----- INPUT FOR THIS TASK

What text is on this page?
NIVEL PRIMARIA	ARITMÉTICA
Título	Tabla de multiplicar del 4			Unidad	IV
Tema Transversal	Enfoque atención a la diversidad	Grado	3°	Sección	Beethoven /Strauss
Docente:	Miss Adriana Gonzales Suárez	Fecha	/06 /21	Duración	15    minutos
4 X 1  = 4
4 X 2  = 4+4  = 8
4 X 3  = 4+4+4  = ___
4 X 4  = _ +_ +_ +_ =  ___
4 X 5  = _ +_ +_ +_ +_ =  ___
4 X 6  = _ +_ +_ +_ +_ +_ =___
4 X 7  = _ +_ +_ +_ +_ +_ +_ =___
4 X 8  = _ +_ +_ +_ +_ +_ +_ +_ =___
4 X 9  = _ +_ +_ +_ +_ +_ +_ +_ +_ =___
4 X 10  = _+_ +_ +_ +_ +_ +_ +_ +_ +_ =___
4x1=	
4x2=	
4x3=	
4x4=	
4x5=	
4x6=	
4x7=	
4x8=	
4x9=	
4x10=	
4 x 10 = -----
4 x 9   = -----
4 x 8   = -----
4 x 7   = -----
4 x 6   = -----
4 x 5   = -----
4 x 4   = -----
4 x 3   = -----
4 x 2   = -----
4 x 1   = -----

----------

EXERCISE DETAILS: Word for word, write out all of the data above.

RESULT OF THIS TASK:
What text is on this page?
NIVEL PRIMARIA	ARITMÉTICA
Título	Tabla de multiplicar del 4			Unidad	IV
Tema Transversal	Enfoque atención a la diversidad	Grado	3°	Sección	Beethoven /Strauss
Docente:	Miss Adriana Gonzales Suárez	Fecha	/06 /21	Duración	15    minutos
4 X 1  = 4
4 X 2  = 4+4  = 8
4 X 3  = 4+4+4  = ___
4 X 4  = _ +_ +_ +_ =  ___
4 X 5  = _ +_ +_ +_ +_ =  ___
4 X 6  = _ +_ +_ +_ +_ +_ =___
4 X 7  = _ +_ +_ +_ +_ +_ +_ =___
4 X 8  = _ +_ +_ +_ +_ +_ +_ +_ =___
4 X 9  = _ +_ +_ +_ +_ +_ +_ +_ +_ =___
4 X 10  = _+_ +_ +_ +_ +_ +_ +_ +_ +_ =___
4x1=	
4x2=	
4x3=	
4x4=	
4x5=	
4x6=	
4x7=	
4x8=	
4x9=	
4x10=	
4 x 10 = -----
4 x 9   = -----
4 x 8   = -----
4 x 7   = -----
4 x 6   = -----
4 x 5   = -----
4 x 4   = -----
4 x 3   = -----
4 x 2   = -----
4 x 1   = -----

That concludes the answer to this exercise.